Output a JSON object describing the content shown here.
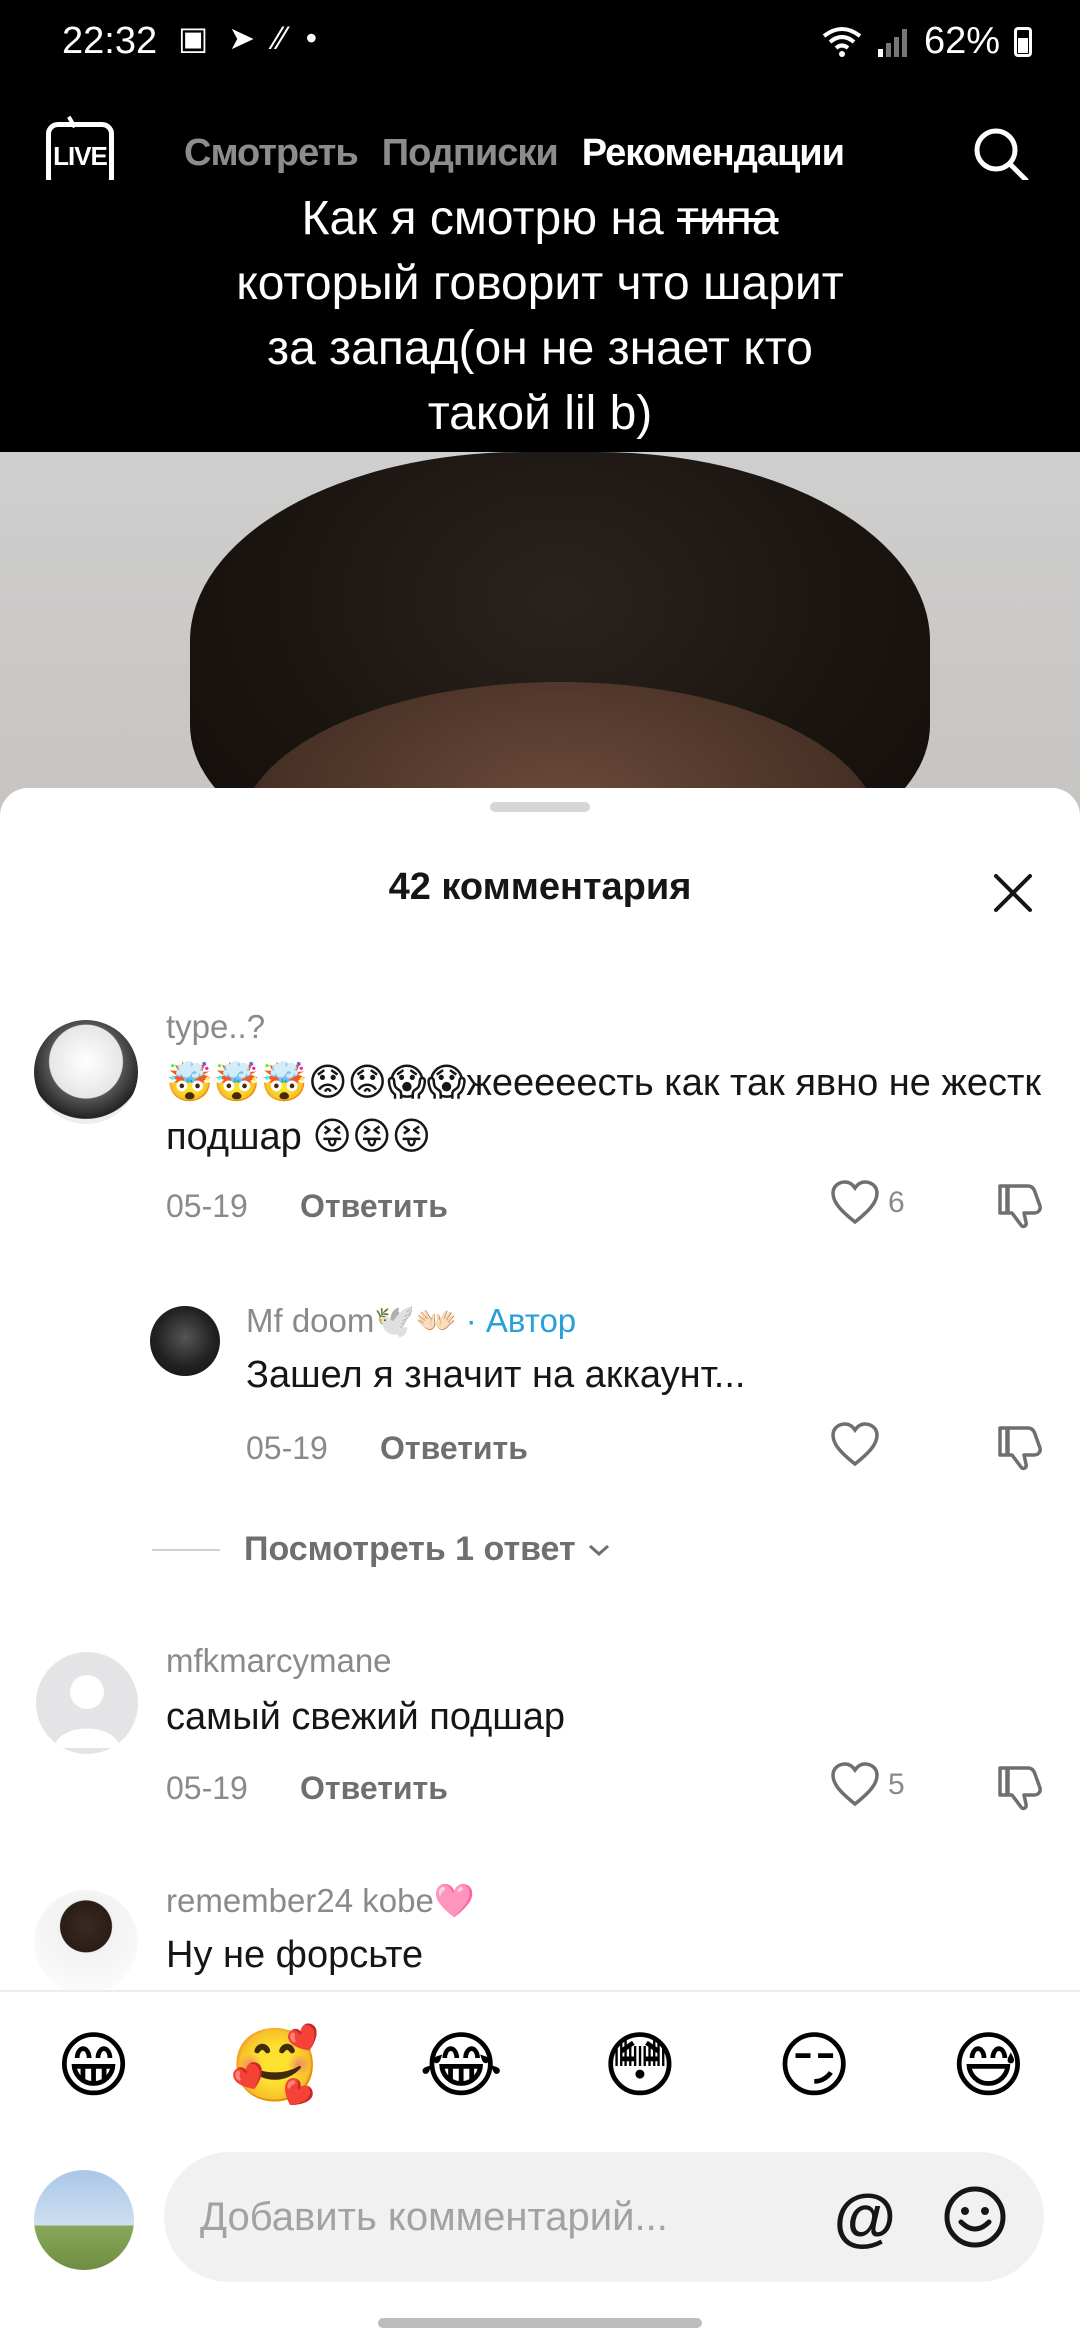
{
  "status_bar": {
    "time": "22:32",
    "battery": "62%",
    "left_icons": [
      "gallery-icon",
      "telegram-icon",
      "network-activity-icon",
      "dot"
    ],
    "right_icons": [
      "wifi-icon",
      "roaming-signal-icon",
      "battery-icon"
    ]
  },
  "nav": {
    "live_label": "LIVE",
    "tabs": [
      {
        "label": "Смотреть",
        "active": false
      },
      {
        "label": "Подписки",
        "active": false
      },
      {
        "label": "Рекомендации",
        "active": true
      }
    ]
  },
  "video": {
    "caption_part1": "Как я смотрю на ",
    "caption_strike": "типа",
    "caption_part2": " который говорит что шарит за запад(он не знает кто такой lil b)"
  },
  "comments_sheet": {
    "title": "42 комментария",
    "comments": [
      {
        "user": "type..?",
        "text": "🤯🤯🤯😟😟😱😱жееееесть как так явно не жестк подшар 😝😝😝",
        "date": "05-19",
        "reply_label": "Ответить",
        "likes": "6"
      },
      {
        "user": "Mf doom🕊️👐🏻",
        "author_tag": " · Автор",
        "text": "Зашел я значит на аккаунт...",
        "date": "05-19",
        "reply_label": "Ответить",
        "likes": ""
      },
      {
        "user": "mfkmarcymane",
        "text": "самый свежий подшар",
        "date": "05-19",
        "reply_label": "Ответить",
        "likes": "5"
      },
      {
        "user": "remember24 kobe🩷",
        "text": "Ну не форсьте"
      }
    ],
    "more_replies": "Посмотреть 1 ответ"
  },
  "composer": {
    "quick_emojis": [
      "😁",
      "🥰",
      "😂",
      "😳",
      "😏",
      "😅"
    ],
    "placeholder": "Добавить комментарий...",
    "at_label": "@"
  },
  "colors": {
    "author_tag": "#2a9fd8",
    "meta_gray": "#8a8a8a",
    "text_dark": "#161616"
  }
}
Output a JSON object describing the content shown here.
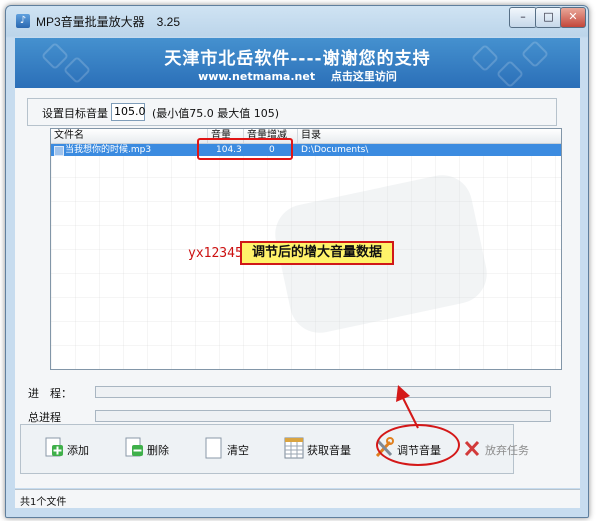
{
  "window": {
    "title": "MP3音量批量放大器　3.25",
    "controls": {
      "minimize": "–",
      "maximize": "□",
      "close": "✕"
    }
  },
  "banner": {
    "title": "天津市北岳软件----谢谢您的支持",
    "url": "www.netmama.net",
    "visit_link": "点击这里访问"
  },
  "target": {
    "label": "设置目标音量",
    "value": "105.0",
    "range_note": "(最小值75.0  最大值 105)"
  },
  "list": {
    "columns": [
      "文件名",
      "音量",
      "音量增减",
      "目录"
    ],
    "rows": [
      {
        "file": "当我想你的时候.mp3",
        "volume": "104.3",
        "change": "0",
        "dir": "D:\\Documents\\"
      }
    ]
  },
  "annotations": {
    "callout": "调节后的增大音量数据",
    "watermark": "yx12345.com"
  },
  "progress": {
    "label": "进　程：",
    "value": 0
  },
  "total_progress": {
    "label": "总进程",
    "value": 0
  },
  "toolbar": {
    "add": "添加",
    "delete": "删除",
    "clear": "清空",
    "get_volume": "获取音量",
    "adjust_volume": "调节音量",
    "abort_task": "放弃任务"
  },
  "status": {
    "text": "共1个文件"
  },
  "colors": {
    "accent": "#3b8be0",
    "banner": "#2b6fb8",
    "annotation_red": "#e01515",
    "callout_fill": "#fff36a"
  }
}
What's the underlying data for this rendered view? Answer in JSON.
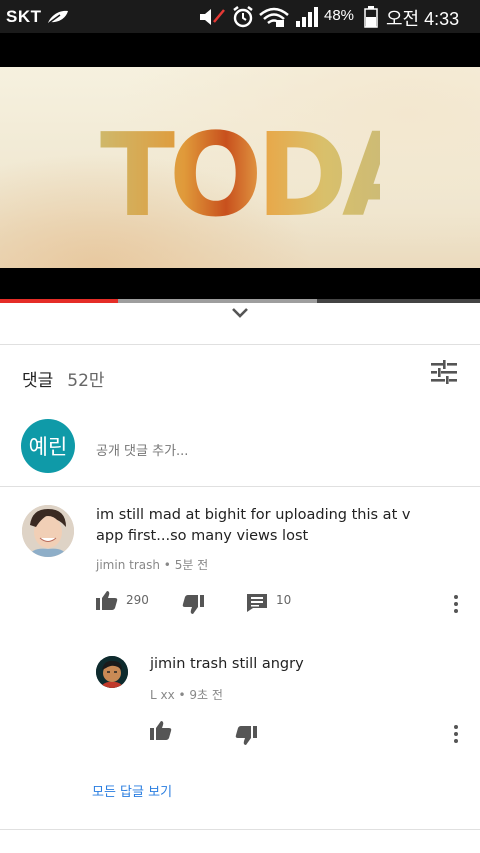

○ ○ ○ ○

**Stated task:**
The records above need to be restated word for word, with the pictures left out.

**Answer to the exercise:**
Output a JSON object describing the content shown here.
{
  "status_bar": {
    "time": "22:32",
    "battery": "62%",
    "left_icons": [
      "gallery-icon",
      "telegram-icon",
      "network-activity-icon",
      "dot"
    ],
    "right_icons": [
      "wifi-icon",
      "roaming-signal-icon",
      "battery-icon"
    ]
  },
  "nav": {
    "live_label": "LIVE",
    "tabs": [
      {
        "label": "Смотреть",
        "active": false
      },
      {
        "label": "Подписки",
        "active": false
      },
      {
        "label": "Рекомендации",
        "active": true
      }
    ]
  },
  "video": {
    "caption_part1": "Как я смотрю на ",
    "caption_strike": "типа",
    "caption_part2": " который говорит что шарит за запад(он не знает кто такой lil b)"
  },
  "comments_sheet": {
    "title": "42 комментария",
    "comments": [
      {
        "user": "type..?",
        "text": "🤯🤯🤯😟😟😱😱жееееесть как так явно не жестк подшар 😝😝😝",
        "date": "05-19",
        "reply_label": "Ответить",
        "likes": "6"
      },
      {
        "user": "Mf doom🕊️👐🏻",
        "author_tag": " · Автор",
        "text": "Зашел я значит на аккаунт...",
        "date": "05-19",
        "reply_label": "Ответить",
        "likes": ""
      },
      {
        "user": "mfkmarcymane",
        "text": "самый свежий подшар",
        "date": "05-19",
        "reply_label": "Ответить",
        "likes": "5"
      },
      {
        "user": "remember24 kobe🩷",
        "text": "Ну не форсьте"
      }
    ],
    "more_replies": "Посмотреть 1 ответ"
  },
  "composer": {
    "quick_emojis": [
      "😁",
      "🥰",
      "😂",
      "😳",
      "😏",
      "😅"
    ],
    "placeholder": "Добавить комментарий...",
    "at_label": "@"
  },
  "colors": {
    "author_tag": "#2a9fd8",
    "meta_gray": "#8a8a8a",
    "text_dark": "#161616"
  }
}
Output a JSON object describing the content shown here.
{
  "window": {
    "title": "MP3音量批量放大器　3.25",
    "controls": {
      "minimize": "–",
      "maximize": "□",
      "close": "✕"
    }
  },
  "banner": {
    "title": "天津市北岳软件----谢谢您的支持",
    "url": "www.netmama.net",
    "visit_link": "点击这里访问"
  },
  "target": {
    "label": "设置目标音量",
    "value": "105.0",
    "range_note": "(最小值75.0  最大值 105)"
  },
  "list": {
    "columns": [
      "文件名",
      "音量",
      "音量增减",
      "目录"
    ],
    "rows": [
      {
        "file": "当我想你的时候.mp3",
        "volume": "104.3",
        "change": "0",
        "dir": "D:\\Documents\\"
      }
    ]
  },
  "annotations": {
    "callout": "调节后的增大音量数据",
    "watermark": "yx12345.com"
  },
  "progress": {
    "label": "进　程：",
    "value": 0
  },
  "total_progress": {
    "label": "总进程",
    "value": 0
  },
  "toolbar": {
    "add": "添加",
    "delete": "删除",
    "clear": "清空",
    "get_volume": "获取音量",
    "adjust_volume": "调节音量",
    "abort_task": "放弃任务"
  },
  "status": {
    "text": "共1个文件"
  },
  "colors": {
    "accent": "#3b8be0",
    "banner": "#2b6fb8",
    "annotation_red": "#e01515",
    "callout_fill": "#fff36a"
  }
}
What's the underlying data for this rendered view? Answer in JSON.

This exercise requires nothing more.